- _Dataset entries_
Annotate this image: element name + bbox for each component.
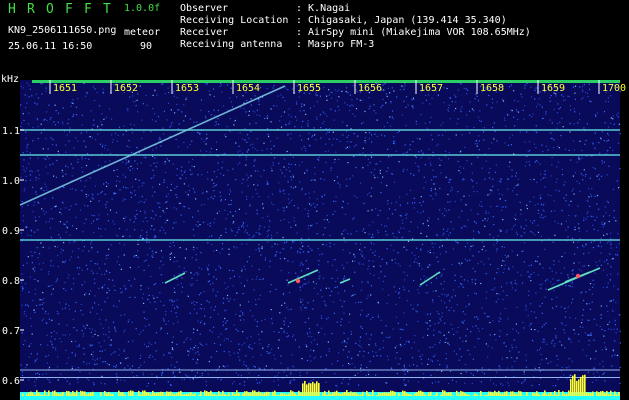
y-tick-label: 0.7 [2,326,20,337]
y-axis-unit: kHz [1,74,20,85]
y-tick-label: 1.1 [2,126,20,137]
spectrogram: 1.1 1.0 0.9 0.8 0.7 0.6 1651 1652 1653 1654 1655 16… [2,80,626,400]
meteor-head [575,273,581,279]
time-label: 1652 [114,83,138,94]
time-label: 1655 [297,83,321,94]
time-label: 1658 [480,83,504,94]
time-label: 1653 [175,83,199,94]
y-tick-label: 0.9 [2,226,20,237]
y-tick-label: 0.8 [2,276,20,287]
time-label: 1659 [541,83,565,94]
time-label: 1700 [602,83,626,94]
time-label: 1654 [236,83,260,94]
y-tick-label: 0.6 [2,376,20,387]
time-label: 1651 [53,83,77,94]
y-tick-label: 1.0 [2,176,20,187]
time-label: 1657 [419,83,443,94]
time-label: 1656 [358,83,382,94]
meteor-head [295,278,301,284]
hrofft-screen: HROFFT 1.0.0f KN9_2506111650.png 25.06.1… [0,0,629,400]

- _Task description_
Edit the lines of data from the one with "y-tick-label: 0.7 [2,326,20,337]" to the one with "time-label: 1700 [602,83,626,94]": replace "meteor-head" with "meteor-echo" and leave everything else the same. Give back only those lines.

- _Answer_
y-tick-label: 0.7 [2,326,20,337]
y-axis-unit: kHz [1,74,20,85]
y-tick-label: 1.1 [2,126,20,137]
spectrogram: 1.1 1.0 0.9 0.8 0.7 0.6 1651 1652 1653 1654 1655 16… [2,80,626,400]
meteor-echo [575,273,581,279]
time-label: 1652 [114,83,138,94]
time-label: 1655 [297,83,321,94]
time-label: 1658 [480,83,504,94]
time-label: 1653 [175,83,199,94]
y-tick-label: 0.9 [2,226,20,237]
y-tick-label: 0.8 [2,276,20,287]
time-label: 1659 [541,83,565,94]
time-label: 1700 [602,83,626,94]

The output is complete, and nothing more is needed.